[BEGIN Records]
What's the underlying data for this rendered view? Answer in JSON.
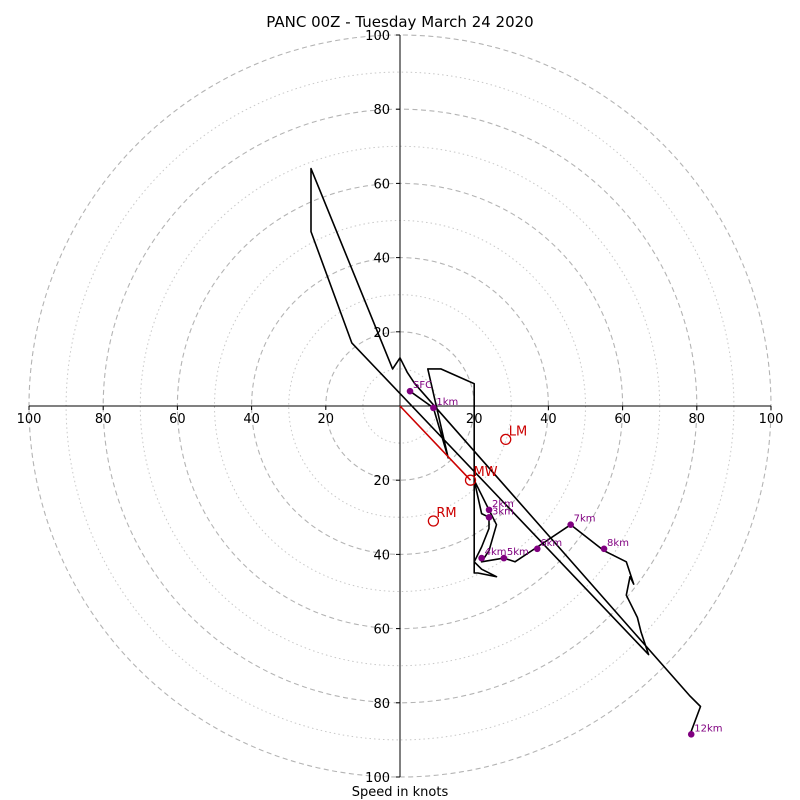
{
  "chart_data": {
    "type": "hodograph",
    "title": "PANC 00Z - Tuesday March 24 2020",
    "xlabel": "Speed in knots",
    "ylabel": "",
    "xlim": [
      -100,
      100
    ],
    "ylim": [
      -100,
      100
    ],
    "grid": true,
    "x_ticks": [
      {
        "value": -100,
        "label": "100"
      },
      {
        "value": -80,
        "label": "80"
      },
      {
        "value": -60,
        "label": "60"
      },
      {
        "value": -40,
        "label": "40"
      },
      {
        "value": -20,
        "label": "20"
      },
      {
        "value": 20,
        "label": "20"
      },
      {
        "value": 40,
        "label": "40"
      },
      {
        "value": 60,
        "label": "60"
      },
      {
        "value": 80,
        "label": "80"
      },
      {
        "value": 100,
        "label": "100"
      }
    ],
    "y_ticks": [
      {
        "value": 100,
        "label": "100"
      },
      {
        "value": 80,
        "label": "80"
      },
      {
        "value": 60,
        "label": "60"
      },
      {
        "value": 40,
        "label": "40"
      },
      {
        "value": 20,
        "label": "20"
      },
      {
        "value": -20,
        "label": "20"
      },
      {
        "value": -40,
        "label": "40"
      },
      {
        "value": -60,
        "label": "60"
      },
      {
        "value": -80,
        "label": "80"
      },
      {
        "value": -100,
        "label": "100"
      }
    ],
    "rings_dashed": [
      20,
      40,
      60,
      80,
      100
    ],
    "rings_dotted": [
      10,
      30,
      50,
      70,
      90
    ],
    "hodograph_line": {
      "color": "#000000",
      "points": [
        [
          2.7,
          4.0
        ],
        [
          9,
          -0.5
        ],
        [
          13,
          -14
        ],
        [
          7.5,
          10
        ],
        [
          11,
          10
        ],
        [
          20,
          6
        ],
        [
          20,
          -20
        ],
        [
          22,
          -29
        ],
        [
          24,
          -30
        ],
        [
          24,
          -33
        ],
        [
          22,
          -38
        ],
        [
          20,
          -42
        ],
        [
          22,
          -44
        ],
        [
          26,
          -46
        ],
        [
          21,
          -45
        ],
        [
          20,
          -45
        ],
        [
          20,
          -20
        ],
        [
          24,
          -28
        ],
        [
          26,
          -32
        ],
        [
          24,
          -39
        ],
        [
          22,
          -42
        ],
        [
          28,
          -41
        ],
        [
          31,
          -42
        ],
        [
          37,
          -38
        ],
        [
          46,
          -32
        ],
        [
          55,
          -39
        ],
        [
          61,
          -42
        ],
        [
          63,
          -48
        ],
        [
          62,
          -46
        ],
        [
          61,
          -51
        ],
        [
          64,
          -57
        ],
        [
          65,
          -61
        ],
        [
          67,
          -67
        ],
        [
          -13,
          17
        ],
        [
          -24,
          47
        ],
        [
          -24,
          64
        ],
        [
          -2,
          10
        ],
        [
          0,
          13
        ],
        [
          2,
          9
        ],
        [
          4,
          6
        ],
        [
          78,
          -78
        ],
        [
          81,
          -81
        ],
        [
          78,
          -89
        ]
      ]
    },
    "height_markers": {
      "color": "#800080",
      "points": [
        {
          "label": "SFC",
          "u": 2.7,
          "v": 4.0
        },
        {
          "label": "1km",
          "u": 9.0,
          "v": -0.5
        },
        {
          "label": "2km",
          "u": 24.0,
          "v": -28.0
        },
        {
          "label": "3km",
          "u": 24.0,
          "v": -30.0
        },
        {
          "label": "4km",
          "u": 22.0,
          "v": -41.0
        },
        {
          "label": "5km",
          "u": 28.0,
          "v": -41.0
        },
        {
          "label": "6km",
          "u": 37.0,
          "v": -38.5
        },
        {
          "label": "7km",
          "u": 46.0,
          "v": -32.0
        },
        {
          "label": "8km",
          "u": 55.0,
          "v": -38.5
        },
        {
          "label": "12km",
          "u": 78.5,
          "v": -88.5
        }
      ]
    },
    "storm_motion": {
      "color": "#cc0000",
      "points": [
        {
          "label": "LM",
          "u": 28.5,
          "v": -9.0
        },
        {
          "label": "MW",
          "u": 19.0,
          "v": -20.0
        },
        {
          "label": "RM",
          "u": 9.0,
          "v": -31.0
        }
      ]
    },
    "mean_wind_vector": {
      "u": 19.0,
      "v": -20.0,
      "color": "#cc0000"
    }
  }
}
[END Records]
> _The exercise_
Quote every entry exactly, with the pictures omitted.

> _Final result_
What's the underlying data for this rendered view? Answer in JSON.
{
  "chart_data": {
    "type": "hodograph",
    "title": "PANC 00Z - Tuesday March 24 2020",
    "xlabel": "Speed in knots",
    "ylabel": "",
    "xlim": [
      -100,
      100
    ],
    "ylim": [
      -100,
      100
    ],
    "grid": true,
    "x_ticks": [
      {
        "value": -100,
        "label": "100"
      },
      {
        "value": -80,
        "label": "80"
      },
      {
        "value": -60,
        "label": "60"
      },
      {
        "value": -40,
        "label": "40"
      },
      {
        "value": -20,
        "label": "20"
      },
      {
        "value": 20,
        "label": "20"
      },
      {
        "value": 40,
        "label": "40"
      },
      {
        "value": 60,
        "label": "60"
      },
      {
        "value": 80,
        "label": "80"
      },
      {
        "value": 100,
        "label": "100"
      }
    ],
    "y_ticks": [
      {
        "value": 100,
        "label": "100"
      },
      {
        "value": 80,
        "label": "80"
      },
      {
        "value": 60,
        "label": "60"
      },
      {
        "value": 40,
        "label": "40"
      },
      {
        "value": 20,
        "label": "20"
      },
      {
        "value": -20,
        "label": "20"
      },
      {
        "value": -40,
        "label": "40"
      },
      {
        "value": -60,
        "label": "60"
      },
      {
        "value": -80,
        "label": "80"
      },
      {
        "value": -100,
        "label": "100"
      }
    ],
    "rings_dashed": [
      20,
      40,
      60,
      80,
      100
    ],
    "rings_dotted": [
      10,
      30,
      50,
      70,
      90
    ],
    "hodograph_line": {
      "color": "#000000",
      "points": [
        [
          2.7,
          4.0
        ],
        [
          9,
          -0.5
        ],
        [
          13,
          -14
        ],
        [
          7.5,
          10
        ],
        [
          11,
          10
        ],
        [
          20,
          6
        ],
        [
          20,
          -20
        ],
        [
          22,
          -29
        ],
        [
          24,
          -30
        ],
        [
          24,
          -33
        ],
        [
          22,
          -38
        ],
        [
          20,
          -42
        ],
        [
          22,
          -44
        ],
        [
          26,
          -46
        ],
        [
          21,
          -45
        ],
        [
          20,
          -45
        ],
        [
          20,
          -20
        ],
        [
          24,
          -28
        ],
        [
          26,
          -32
        ],
        [
          24,
          -39
        ],
        [
          22,
          -42
        ],
        [
          28,
          -41
        ],
        [
          31,
          -42
        ],
        [
          37,
          -38
        ],
        [
          46,
          -32
        ],
        [
          55,
          -39
        ],
        [
          61,
          -42
        ],
        [
          63,
          -48
        ],
        [
          62,
          -46
        ],
        [
          61,
          -51
        ],
        [
          64,
          -57
        ],
        [
          65,
          -61
        ],
        [
          67,
          -67
        ],
        [
          -13,
          17
        ],
        [
          -24,
          47
        ],
        [
          -24,
          64
        ],
        [
          -2,
          10
        ],
        [
          0,
          13
        ],
        [
          2,
          9
        ],
        [
          4,
          6
        ],
        [
          78,
          -78
        ],
        [
          81,
          -81
        ],
        [
          78,
          -89
        ]
      ]
    },
    "height_markers": {
      "color": "#800080",
      "points": [
        {
          "label": "SFC",
          "u": 2.7,
          "v": 4.0
        },
        {
          "label": "1km",
          "u": 9.0,
          "v": -0.5
        },
        {
          "label": "2km",
          "u": 24.0,
          "v": -28.0
        },
        {
          "label": "3km",
          "u": 24.0,
          "v": -30.0
        },
        {
          "label": "4km",
          "u": 22.0,
          "v": -41.0
        },
        {
          "label": "5km",
          "u": 28.0,
          "v": -41.0
        },
        {
          "label": "6km",
          "u": 37.0,
          "v": -38.5
        },
        {
          "label": "7km",
          "u": 46.0,
          "v": -32.0
        },
        {
          "label": "8km",
          "u": 55.0,
          "v": -38.5
        },
        {
          "label": "12km",
          "u": 78.5,
          "v": -88.5
        }
      ]
    },
    "storm_motion": {
      "color": "#cc0000",
      "points": [
        {
          "label": "LM",
          "u": 28.5,
          "v": -9.0
        },
        {
          "label": "MW",
          "u": 19.0,
          "v": -20.0
        },
        {
          "label": "RM",
          "u": 9.0,
          "v": -31.0
        }
      ]
    },
    "mean_wind_vector": {
      "u": 19.0,
      "v": -20.0,
      "color": "#cc0000"
    }
  }
}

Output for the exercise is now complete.